Aim: Gather each line in the entries that includes the string "caption".

[Excerpt from a dataset]
_____
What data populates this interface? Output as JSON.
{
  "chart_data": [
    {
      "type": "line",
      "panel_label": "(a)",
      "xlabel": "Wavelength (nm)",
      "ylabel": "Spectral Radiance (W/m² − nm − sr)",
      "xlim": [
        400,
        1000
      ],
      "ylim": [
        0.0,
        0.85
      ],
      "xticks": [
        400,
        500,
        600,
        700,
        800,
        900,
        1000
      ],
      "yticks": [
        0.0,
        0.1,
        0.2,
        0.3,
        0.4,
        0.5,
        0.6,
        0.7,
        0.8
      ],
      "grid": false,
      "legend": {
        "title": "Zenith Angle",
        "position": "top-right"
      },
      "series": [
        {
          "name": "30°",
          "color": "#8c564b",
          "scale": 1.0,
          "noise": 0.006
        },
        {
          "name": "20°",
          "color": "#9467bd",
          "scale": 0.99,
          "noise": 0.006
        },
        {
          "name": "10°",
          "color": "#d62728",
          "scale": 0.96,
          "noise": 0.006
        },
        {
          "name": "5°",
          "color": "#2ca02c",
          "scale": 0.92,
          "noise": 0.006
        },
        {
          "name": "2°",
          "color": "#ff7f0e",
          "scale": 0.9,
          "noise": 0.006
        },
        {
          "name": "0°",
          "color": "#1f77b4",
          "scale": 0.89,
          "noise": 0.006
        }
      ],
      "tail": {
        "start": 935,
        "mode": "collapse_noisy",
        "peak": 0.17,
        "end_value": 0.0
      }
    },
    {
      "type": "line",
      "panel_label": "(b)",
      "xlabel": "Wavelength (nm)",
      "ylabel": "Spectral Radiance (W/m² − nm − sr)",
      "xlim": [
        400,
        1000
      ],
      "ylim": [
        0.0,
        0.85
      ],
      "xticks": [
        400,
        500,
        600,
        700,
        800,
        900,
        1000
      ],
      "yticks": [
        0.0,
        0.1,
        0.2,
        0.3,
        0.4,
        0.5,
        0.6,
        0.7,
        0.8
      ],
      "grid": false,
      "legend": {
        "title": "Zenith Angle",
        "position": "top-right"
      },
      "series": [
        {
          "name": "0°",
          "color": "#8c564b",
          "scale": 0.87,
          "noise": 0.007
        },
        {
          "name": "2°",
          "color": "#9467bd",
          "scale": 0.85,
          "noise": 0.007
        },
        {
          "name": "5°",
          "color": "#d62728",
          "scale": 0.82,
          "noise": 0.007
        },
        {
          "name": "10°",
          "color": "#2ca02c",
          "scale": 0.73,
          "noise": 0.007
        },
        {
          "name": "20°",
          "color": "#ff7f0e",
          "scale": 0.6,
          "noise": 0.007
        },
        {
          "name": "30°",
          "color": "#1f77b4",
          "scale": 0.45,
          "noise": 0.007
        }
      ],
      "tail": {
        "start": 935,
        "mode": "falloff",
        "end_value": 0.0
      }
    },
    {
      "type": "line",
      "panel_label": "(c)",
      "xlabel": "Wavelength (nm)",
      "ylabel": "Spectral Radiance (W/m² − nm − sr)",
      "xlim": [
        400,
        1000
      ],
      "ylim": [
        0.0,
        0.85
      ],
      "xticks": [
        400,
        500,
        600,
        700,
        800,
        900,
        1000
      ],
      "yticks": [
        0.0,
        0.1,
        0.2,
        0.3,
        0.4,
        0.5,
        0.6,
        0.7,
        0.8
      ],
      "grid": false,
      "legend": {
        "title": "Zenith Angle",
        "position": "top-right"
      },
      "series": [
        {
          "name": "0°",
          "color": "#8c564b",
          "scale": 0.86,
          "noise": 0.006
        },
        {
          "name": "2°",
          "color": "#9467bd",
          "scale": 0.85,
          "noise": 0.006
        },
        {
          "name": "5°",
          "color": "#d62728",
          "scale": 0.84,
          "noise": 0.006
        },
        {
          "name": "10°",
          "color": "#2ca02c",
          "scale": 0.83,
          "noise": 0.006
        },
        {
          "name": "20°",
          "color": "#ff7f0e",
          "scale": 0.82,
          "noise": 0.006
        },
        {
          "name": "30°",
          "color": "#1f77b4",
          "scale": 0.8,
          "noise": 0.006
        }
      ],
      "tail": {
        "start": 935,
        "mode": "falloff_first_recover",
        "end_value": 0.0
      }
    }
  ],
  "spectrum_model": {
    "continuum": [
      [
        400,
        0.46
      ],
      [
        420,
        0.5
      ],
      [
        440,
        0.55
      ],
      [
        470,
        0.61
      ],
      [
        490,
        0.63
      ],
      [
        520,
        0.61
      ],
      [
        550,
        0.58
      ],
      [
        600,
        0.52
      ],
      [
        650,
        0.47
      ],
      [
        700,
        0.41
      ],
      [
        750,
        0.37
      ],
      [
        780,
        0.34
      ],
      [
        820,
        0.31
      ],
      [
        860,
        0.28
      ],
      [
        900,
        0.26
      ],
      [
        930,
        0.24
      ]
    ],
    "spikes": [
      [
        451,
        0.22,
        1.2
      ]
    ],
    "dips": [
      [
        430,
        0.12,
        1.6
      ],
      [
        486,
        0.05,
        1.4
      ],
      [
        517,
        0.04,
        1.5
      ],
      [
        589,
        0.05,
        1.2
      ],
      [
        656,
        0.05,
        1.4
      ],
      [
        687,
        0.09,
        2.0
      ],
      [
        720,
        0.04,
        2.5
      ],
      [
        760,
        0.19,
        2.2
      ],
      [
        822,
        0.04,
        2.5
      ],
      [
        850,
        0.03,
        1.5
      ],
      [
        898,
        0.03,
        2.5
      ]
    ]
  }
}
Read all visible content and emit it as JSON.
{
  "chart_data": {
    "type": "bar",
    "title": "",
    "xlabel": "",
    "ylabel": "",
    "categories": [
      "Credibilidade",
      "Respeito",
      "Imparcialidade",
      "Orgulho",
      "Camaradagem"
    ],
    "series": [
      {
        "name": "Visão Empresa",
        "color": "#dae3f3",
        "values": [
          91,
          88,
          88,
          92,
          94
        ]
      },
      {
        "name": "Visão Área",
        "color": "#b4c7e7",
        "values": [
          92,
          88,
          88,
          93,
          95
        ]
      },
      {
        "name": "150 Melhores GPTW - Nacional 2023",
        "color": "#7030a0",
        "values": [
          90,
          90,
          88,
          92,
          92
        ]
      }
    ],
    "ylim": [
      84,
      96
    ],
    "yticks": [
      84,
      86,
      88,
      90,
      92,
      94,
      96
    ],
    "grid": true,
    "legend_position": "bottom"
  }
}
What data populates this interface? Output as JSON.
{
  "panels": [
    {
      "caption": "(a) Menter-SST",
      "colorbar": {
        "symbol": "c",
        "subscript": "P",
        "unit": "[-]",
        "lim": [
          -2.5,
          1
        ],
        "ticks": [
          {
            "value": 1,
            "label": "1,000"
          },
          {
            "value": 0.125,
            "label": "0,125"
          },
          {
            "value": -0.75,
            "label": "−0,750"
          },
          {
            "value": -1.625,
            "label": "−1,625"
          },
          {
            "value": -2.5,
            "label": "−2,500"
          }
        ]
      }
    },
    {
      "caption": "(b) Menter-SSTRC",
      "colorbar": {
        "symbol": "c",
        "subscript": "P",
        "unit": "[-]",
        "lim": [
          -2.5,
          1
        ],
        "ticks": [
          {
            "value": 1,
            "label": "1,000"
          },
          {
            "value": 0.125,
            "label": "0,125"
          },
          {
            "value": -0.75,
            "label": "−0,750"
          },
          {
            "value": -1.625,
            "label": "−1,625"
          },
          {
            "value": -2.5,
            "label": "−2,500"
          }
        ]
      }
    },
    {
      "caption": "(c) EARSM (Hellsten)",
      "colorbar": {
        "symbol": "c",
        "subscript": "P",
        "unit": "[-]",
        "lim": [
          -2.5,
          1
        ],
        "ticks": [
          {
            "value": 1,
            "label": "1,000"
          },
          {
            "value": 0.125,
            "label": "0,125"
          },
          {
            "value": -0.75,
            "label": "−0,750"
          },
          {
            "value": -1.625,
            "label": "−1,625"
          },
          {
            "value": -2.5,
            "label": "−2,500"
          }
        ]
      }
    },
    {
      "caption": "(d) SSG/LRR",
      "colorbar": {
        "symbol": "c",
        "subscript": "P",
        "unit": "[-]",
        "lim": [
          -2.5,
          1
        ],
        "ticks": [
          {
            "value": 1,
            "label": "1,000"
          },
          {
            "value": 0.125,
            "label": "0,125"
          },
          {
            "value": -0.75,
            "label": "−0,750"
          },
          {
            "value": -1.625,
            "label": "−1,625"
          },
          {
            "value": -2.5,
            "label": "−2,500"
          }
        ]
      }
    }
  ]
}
_____
Complete answer:
      "caption": "(a) Menter-SST",
      "caption": "(b) Menter-SSTRC",
      "caption": "(c) EARSM (Hellsten)",
      "caption": "(d) SSG/LRR",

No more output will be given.